* **Written problem**
The entries that follow should be written out exactly.

Data entries
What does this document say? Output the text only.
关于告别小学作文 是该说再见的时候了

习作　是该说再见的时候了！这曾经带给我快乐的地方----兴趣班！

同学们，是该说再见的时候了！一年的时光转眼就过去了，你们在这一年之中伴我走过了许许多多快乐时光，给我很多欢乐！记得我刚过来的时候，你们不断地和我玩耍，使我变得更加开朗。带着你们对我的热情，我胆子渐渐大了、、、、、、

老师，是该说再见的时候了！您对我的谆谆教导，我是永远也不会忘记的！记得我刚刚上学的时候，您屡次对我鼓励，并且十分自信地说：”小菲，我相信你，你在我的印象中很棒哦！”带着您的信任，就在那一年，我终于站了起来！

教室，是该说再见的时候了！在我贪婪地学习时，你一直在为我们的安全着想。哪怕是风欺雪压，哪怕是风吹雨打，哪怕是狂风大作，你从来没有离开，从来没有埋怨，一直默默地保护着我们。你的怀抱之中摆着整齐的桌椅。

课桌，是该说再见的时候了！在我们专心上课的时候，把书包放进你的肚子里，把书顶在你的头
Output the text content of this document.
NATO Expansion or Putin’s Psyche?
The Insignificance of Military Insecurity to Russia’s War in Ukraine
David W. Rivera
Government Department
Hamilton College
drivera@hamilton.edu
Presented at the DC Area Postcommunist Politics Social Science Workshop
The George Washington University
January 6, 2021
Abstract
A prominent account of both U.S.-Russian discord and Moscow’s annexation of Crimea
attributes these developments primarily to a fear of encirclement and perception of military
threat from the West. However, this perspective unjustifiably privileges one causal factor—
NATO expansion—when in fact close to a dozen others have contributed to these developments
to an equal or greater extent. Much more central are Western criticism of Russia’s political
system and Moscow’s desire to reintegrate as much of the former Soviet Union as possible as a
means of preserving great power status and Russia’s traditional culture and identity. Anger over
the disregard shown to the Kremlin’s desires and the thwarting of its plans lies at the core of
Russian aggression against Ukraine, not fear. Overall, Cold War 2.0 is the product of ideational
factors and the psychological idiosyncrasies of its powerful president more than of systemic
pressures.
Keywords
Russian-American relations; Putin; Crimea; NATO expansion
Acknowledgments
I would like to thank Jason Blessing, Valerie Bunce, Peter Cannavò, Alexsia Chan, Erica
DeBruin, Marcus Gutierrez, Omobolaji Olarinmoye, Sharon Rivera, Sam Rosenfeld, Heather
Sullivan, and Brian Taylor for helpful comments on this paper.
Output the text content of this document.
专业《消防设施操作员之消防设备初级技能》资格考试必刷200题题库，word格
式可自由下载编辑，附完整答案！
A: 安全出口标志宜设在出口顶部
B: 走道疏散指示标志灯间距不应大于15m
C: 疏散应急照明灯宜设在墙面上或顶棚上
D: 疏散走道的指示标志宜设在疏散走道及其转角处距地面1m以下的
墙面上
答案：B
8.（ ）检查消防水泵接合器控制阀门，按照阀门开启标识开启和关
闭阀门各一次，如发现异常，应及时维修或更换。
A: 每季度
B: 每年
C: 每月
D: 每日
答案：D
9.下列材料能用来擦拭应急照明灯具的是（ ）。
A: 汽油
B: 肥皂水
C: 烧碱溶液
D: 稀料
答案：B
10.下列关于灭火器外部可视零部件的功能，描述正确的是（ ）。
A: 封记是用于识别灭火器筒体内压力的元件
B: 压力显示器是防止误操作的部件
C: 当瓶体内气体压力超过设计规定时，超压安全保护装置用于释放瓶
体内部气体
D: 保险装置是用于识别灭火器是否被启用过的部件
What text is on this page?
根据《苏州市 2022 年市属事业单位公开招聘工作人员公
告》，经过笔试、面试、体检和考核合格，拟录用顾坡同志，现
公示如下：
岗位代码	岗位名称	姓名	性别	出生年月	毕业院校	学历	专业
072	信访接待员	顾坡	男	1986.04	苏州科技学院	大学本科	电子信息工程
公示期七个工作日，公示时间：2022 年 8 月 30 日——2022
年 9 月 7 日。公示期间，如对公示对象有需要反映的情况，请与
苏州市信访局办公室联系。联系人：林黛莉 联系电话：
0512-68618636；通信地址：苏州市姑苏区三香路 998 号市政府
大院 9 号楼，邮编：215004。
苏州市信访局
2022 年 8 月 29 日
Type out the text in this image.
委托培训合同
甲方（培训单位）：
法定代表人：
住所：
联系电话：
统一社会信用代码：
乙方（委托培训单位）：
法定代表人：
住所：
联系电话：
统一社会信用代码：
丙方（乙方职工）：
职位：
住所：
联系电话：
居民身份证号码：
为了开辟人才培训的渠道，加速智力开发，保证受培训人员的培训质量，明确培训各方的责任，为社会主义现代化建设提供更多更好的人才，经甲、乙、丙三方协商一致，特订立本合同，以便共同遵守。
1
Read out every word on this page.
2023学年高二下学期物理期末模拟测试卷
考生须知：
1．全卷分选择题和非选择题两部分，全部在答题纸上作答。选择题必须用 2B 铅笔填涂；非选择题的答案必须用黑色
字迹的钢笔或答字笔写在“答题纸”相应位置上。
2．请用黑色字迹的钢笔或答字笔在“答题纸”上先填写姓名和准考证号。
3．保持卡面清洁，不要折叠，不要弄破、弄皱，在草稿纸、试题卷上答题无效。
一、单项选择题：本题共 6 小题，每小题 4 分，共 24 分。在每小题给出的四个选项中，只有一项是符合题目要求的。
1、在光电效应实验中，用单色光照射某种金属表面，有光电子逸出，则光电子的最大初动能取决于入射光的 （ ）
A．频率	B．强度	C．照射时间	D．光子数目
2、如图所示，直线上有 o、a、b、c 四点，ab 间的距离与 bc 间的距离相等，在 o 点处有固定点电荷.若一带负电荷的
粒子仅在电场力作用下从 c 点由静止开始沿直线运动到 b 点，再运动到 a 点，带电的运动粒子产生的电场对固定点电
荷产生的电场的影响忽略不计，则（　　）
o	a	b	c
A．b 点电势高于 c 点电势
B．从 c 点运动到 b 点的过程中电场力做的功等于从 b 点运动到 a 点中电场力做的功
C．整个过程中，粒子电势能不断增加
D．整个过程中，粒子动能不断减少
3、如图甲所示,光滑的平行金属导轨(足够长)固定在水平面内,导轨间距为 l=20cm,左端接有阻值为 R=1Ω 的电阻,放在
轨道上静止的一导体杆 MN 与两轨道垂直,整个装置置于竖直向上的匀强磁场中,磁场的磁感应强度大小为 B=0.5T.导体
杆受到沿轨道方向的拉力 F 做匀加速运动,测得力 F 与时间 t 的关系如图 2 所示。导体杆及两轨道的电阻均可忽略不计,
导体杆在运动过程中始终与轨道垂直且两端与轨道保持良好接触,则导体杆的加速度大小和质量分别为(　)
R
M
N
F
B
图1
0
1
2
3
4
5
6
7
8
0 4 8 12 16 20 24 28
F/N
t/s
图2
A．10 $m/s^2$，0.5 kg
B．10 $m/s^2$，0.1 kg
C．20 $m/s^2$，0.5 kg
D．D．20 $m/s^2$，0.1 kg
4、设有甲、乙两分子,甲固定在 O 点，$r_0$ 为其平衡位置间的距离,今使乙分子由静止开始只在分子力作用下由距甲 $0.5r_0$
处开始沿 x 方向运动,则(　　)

* **Problem solution**
What does this document say? Output the text only.
关于告别小学作文 是该说再见的时候了

习作　是该说再见的时候了！这曾经带给我快乐的地方----兴趣班！

同学们，是该说再见的时候了！一年的时光转眼就过去了，你们在这一年之中伴我走过了许许多多快乐时光，给我很多欢乐！记得我刚过来的时候，你们不断地和我玩耍，使我变得更加开朗。带着你们对我的热情，我胆子渐渐大了、、、、、、

老师，是该说再见的时候了！您对我的谆谆教导，我是永远也不会忘记的！记得我刚刚上学的时候，您屡次对我鼓励，并且十分自信地说：”小菲，我相信你，你在我的印象中很棒哦！”带着您的信任，就在那一年，我终于站了起来！

教室，是该说再见的时候了！在我贪婪地学习时，你一直在为我们的安全着想。哪怕是风欺雪压，哪怕是风吹雨打，哪怕是狂风大作，你从来没有离开，从来没有埋怨，一直默默地保护着我们。你的怀抱之中摆着整齐的桌椅。

课桌，是该说再见的时候了！在我们专心上课的时候，把书包放进你的肚子里，把书顶在你的头
Output the text content of this document.
NATO Expansion or Putin’s Psyche?
The Insignificance of Military Insecurity to Russia’s War in Ukraine
David W. Rivera
Government Department
Hamilton College
drivera@hamilton.edu
Presented at the DC Area Postcommunist Politics Social Science Workshop
The George Washington University
January 6, 2021
Abstract
A prominent account of both U.S.-Russian discord and Moscow’s annexation of Crimea
attributes these developments primarily to a fear of encirclement and perception of military
threat from the West. However, this perspective unjustifiably privileges one causal factor—
NATO expansion—when in fact close to a dozen others have contributed to these developments
to an equal or greater extent. Much more central are Western criticism of Russia’s political
system and Moscow’s desire to reintegrate as much of the former Soviet Union as possible as a
means of preserving great power status and Russia’s traditional culture and identity. Anger over
the disregard shown to the Kremlin’s desires and the thwarting of its plans lies at the core of
Russian aggression against Ukraine, not fear. Overall, Cold War 2.0 is the product of ideational
factors and the psychological idiosyncrasies of its powerful president more than of systemic
pressures.
Keywords
Russian-American relations; Putin; Crimea; NATO expansion
Acknowledgments
I would like to thank Jason Blessing, Valerie Bunce, Peter Cannavò, Alexsia Chan, Erica
DeBruin, Marcus Gutierrez, Omobolaji Olarinmoye, Sharon Rivera, Sam Rosenfeld, Heather
Sullivan, and Brian Taylor for helpful comments on this paper.
Output the text content of this document.
专业《消防设施操作员之消防设备初级技能》资格考试必刷200题题库，word格
式可自由下载编辑，附完整答案！
A: 安全出口标志宜设在出口顶部
B: 走道疏散指示标志灯间距不应大于15m
C: 疏散应急照明灯宜设在墙面上或顶棚上
D: 疏散走道的指示标志宜设在疏散走道及其转角处距地面1m以下的
墙面上
答案：B
8.（ ）检查消防水泵接合器控制阀门，按照阀门开启标识开启和关
闭阀门各一次，如发现异常，应及时维修或更换。
A: 每季度
B: 每年
C: 每月
D: 每日
答案：D
9.下列材料能用来擦拭应急照明灯具的是（ ）。
A: 汽油
B: 肥皂水
C: 烧碱溶液
D: 稀料
答案：B
10.下列关于灭火器外部可视零部件的功能，描述正确的是（ ）。
A: 封记是用于识别灭火器筒体内压力的元件
B: 压力显示器是防止误操作的部件
C: 当瓶体内气体压力超过设计规定时，超压安全保护装置用于释放瓶
体内部气体
D: 保险装置是用于识别灭火器是否被启用过的部件
What text is on this page?
根据《苏州市 2022 年市属事业单位公开招聘工作人员公
告》，经过笔试、面试、体检和考核合格，拟录用顾坡同志，现
公示如下：
岗位代码	岗位名称	姓名	性别	出生年月	毕业院校	学历	专业
072	信访接待员	顾坡	男	1986.04	苏州科技学院	大学本科	电子信息工程
公示期七个工作日，公示时间：2022 年 8 月 30 日——2022
年 9 月 7 日。公示期间，如对公示对象有需要反映的情况，请与
苏州市信访局办公室联系。联系人：林黛莉 联系电话：
0512-68618636；通信地址：苏州市姑苏区三香路 998 号市政府
大院 9 号楼，邮编：215004。
苏州市信访局
2022 年 8 月 29 日
Type out the text in this image.
委托培训合同
甲方（培训单位）：
法定代表人：
住所：
联系电话：
统一社会信用代码：
乙方（委托培训单位）：
法定代表人：
住所：
联系电话：
统一社会信用代码：
丙方（乙方职工）：
职位：
住所：
联系电话：
居民身份证号码：
为了开辟人才培训的渠道，加速智力开发，保证受培训人员的培训质量，明确培训各方的责任，为社会主义现代化建设提供更多更好的人才，经甲、乙、丙三方协商一致，特订立本合同，以便共同遵守。
1
Read out every word on this page.
2023学年高二下学期物理期末模拟测试卷
考生须知：
1．全卷分选择题和非选择题两部分，全部在答题纸上作答。选择题必须用 2B 铅笔填涂；非选择题的答案必须用黑色
字迹的钢笔或答字笔写在“答题纸”相应位置上。
2．请用黑色字迹的钢笔或答字笔在“答题纸”上先填写姓名和准考证号。
3．保持卡面清洁，不要折叠，不要弄破、弄皱，在草稿纸、试题卷上答题无效。
一、单项选择题：本题共 6 小题，每小题 4 分，共 24 分。在每小题给出的四个选项中，只有一项是符合题目要求的。
1、在光电效应实验中，用单色光照射某种金属表面，有光电子逸出，则光电子的最大初动能取决于入射光的 （ ）
A．频率	B．强度	C．照射时间	D．光子数目
2、如图所示，直线上有 o、a、b、c 四点，ab 间的距离与 bc 间的距离相等，在 o 点处有固定点电荷.若一带负电荷的
粒子仅在电场力作用下从 c 点由静止开始沿直线运动到 b 点，再运动到 a 点，带电的运动粒子产生的电场对固定点电
荷产生的电场的影响忽略不计，则（　　）
o	a	b	c
A．b 点电势高于 c 点电势
B．从 c 点运动到 b 点的过程中电场力做的功等于从 b 点运动到 a 点中电场力做的功
C．整个过程中，粒子电势能不断增加
D．整个过程中，粒子动能不断减少
3、如图甲所示,光滑的平行金属导轨(足够长)固定在水平面内,导轨间距为 l=20cm,左端接有阻值为 R=1Ω 的电阻,放在
轨道上静止的一导体杆 MN 与两轨道垂直,整个装置置于竖直向上的匀强磁场中,磁场的磁感应强度大小为 B=0.5T.导体
杆受到沿轨道方向的拉力 F 做匀加速运动,测得力 F 与时间 t 的关系如图 2 所示。导体杆及两轨道的电阻均可忽略不计,
导体杆在运动过程中始终与轨道垂直且两端与轨道保持良好接触,则导体杆的加速度大小和质量分别为(　)
R
M
N
F
B
图1
0
1
2
3
4
5
6
7
8
0 4 8 12 16 20 24 28
F/N
t/s
图2
A．10 $m/s^2$，0.5 kg
B．10 $m/s^2$，0.1 kg
C．20 $m/s^2$，0.5 kg
D．D．20 $m/s^2$，0.1 kg
4、设有甲、乙两分子,甲固定在 O 点，$r_0$ 为其平衡位置间的距离,今使乙分子由静止开始只在分子力作用下由距甲 $0.5r_0$
处开始沿 x 方向运动,则(　　)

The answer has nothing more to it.